--- Start of MATERIALS PROVIDED ---
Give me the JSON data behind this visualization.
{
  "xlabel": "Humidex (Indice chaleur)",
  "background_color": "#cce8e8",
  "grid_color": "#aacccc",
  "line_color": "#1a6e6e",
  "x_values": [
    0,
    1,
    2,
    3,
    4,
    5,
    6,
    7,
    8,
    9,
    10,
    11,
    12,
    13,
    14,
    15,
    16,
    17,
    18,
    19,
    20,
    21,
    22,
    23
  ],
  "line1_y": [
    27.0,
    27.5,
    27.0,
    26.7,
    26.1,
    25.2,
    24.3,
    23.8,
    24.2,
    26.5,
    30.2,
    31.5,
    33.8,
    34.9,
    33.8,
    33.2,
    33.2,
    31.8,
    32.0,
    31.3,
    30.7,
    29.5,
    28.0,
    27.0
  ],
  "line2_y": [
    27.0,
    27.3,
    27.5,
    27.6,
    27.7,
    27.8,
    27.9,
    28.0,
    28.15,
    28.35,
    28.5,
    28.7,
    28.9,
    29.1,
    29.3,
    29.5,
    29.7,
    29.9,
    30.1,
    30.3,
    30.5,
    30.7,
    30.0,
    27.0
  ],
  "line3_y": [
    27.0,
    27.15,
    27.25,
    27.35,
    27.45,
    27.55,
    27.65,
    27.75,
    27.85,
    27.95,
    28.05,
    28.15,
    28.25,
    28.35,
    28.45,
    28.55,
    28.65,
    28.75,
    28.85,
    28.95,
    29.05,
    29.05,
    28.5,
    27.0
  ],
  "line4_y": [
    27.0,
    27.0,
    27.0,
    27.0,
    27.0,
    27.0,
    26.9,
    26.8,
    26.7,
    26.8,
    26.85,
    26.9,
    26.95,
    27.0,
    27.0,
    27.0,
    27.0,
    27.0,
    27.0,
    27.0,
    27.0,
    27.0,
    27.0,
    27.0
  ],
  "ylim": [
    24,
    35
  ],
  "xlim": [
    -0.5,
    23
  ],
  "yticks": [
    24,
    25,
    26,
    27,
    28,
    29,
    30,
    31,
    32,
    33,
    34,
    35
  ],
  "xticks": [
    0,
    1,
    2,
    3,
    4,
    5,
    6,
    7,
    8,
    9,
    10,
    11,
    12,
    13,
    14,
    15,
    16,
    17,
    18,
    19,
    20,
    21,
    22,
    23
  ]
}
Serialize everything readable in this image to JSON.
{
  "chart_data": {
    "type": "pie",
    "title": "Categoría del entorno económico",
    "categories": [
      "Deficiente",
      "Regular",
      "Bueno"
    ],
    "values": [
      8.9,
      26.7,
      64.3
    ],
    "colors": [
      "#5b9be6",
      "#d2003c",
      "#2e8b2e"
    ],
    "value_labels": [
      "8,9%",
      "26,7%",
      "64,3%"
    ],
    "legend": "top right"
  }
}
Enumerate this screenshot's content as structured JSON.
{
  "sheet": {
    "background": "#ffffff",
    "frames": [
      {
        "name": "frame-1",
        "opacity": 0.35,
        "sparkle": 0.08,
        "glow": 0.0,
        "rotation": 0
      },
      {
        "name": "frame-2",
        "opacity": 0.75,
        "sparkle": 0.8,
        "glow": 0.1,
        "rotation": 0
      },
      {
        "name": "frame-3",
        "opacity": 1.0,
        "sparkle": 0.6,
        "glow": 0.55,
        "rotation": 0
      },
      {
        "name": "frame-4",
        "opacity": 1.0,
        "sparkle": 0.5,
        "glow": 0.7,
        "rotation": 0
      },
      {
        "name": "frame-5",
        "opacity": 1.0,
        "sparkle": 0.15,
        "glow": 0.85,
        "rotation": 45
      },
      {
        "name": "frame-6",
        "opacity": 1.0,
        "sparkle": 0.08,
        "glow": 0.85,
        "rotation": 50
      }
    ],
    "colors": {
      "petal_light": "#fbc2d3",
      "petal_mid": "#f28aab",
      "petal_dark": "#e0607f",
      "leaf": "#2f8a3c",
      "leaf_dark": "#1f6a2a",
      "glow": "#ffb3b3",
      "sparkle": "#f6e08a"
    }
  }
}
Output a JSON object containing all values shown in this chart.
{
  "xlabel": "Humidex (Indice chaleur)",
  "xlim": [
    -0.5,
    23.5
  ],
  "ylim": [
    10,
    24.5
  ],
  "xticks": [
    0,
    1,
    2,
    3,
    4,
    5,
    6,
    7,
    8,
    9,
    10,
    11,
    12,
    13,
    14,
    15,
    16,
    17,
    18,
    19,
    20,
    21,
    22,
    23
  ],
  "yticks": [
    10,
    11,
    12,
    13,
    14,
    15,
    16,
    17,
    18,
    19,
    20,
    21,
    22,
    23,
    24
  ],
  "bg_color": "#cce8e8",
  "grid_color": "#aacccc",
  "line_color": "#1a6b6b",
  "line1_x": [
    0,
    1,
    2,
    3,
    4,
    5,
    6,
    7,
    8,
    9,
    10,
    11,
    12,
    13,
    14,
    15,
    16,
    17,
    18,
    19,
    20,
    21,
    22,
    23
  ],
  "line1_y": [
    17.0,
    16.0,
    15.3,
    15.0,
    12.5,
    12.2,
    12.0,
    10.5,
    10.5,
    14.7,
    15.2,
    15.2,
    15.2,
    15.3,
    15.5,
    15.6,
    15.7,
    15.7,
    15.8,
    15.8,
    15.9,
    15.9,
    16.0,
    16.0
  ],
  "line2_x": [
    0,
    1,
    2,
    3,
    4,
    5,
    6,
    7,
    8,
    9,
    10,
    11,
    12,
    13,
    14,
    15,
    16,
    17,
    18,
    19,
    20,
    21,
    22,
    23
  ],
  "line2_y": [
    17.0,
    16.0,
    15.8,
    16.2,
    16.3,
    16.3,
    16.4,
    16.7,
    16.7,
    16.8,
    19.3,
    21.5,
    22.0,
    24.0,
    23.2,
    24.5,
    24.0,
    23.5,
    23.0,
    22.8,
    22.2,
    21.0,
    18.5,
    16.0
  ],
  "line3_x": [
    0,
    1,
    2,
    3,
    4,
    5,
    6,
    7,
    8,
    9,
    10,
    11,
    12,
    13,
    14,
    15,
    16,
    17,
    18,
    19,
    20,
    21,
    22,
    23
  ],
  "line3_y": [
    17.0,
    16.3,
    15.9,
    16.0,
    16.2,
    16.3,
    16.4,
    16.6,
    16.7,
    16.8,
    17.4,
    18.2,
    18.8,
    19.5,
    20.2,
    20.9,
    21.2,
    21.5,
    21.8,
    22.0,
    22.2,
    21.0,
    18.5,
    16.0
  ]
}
--- End of MATERIALS PROVIDED ---
**TO DO**. Which lines above hold the word "glow"? Copy each of them.

**TASK ANSWER**.
        "glow": 0.0,
        "glow": 0.1,
        "glow": 0.55,
        "glow": 0.7,
        "glow": 0.85,
        "glow": 0.85,
      "glow": "#ffb3b3",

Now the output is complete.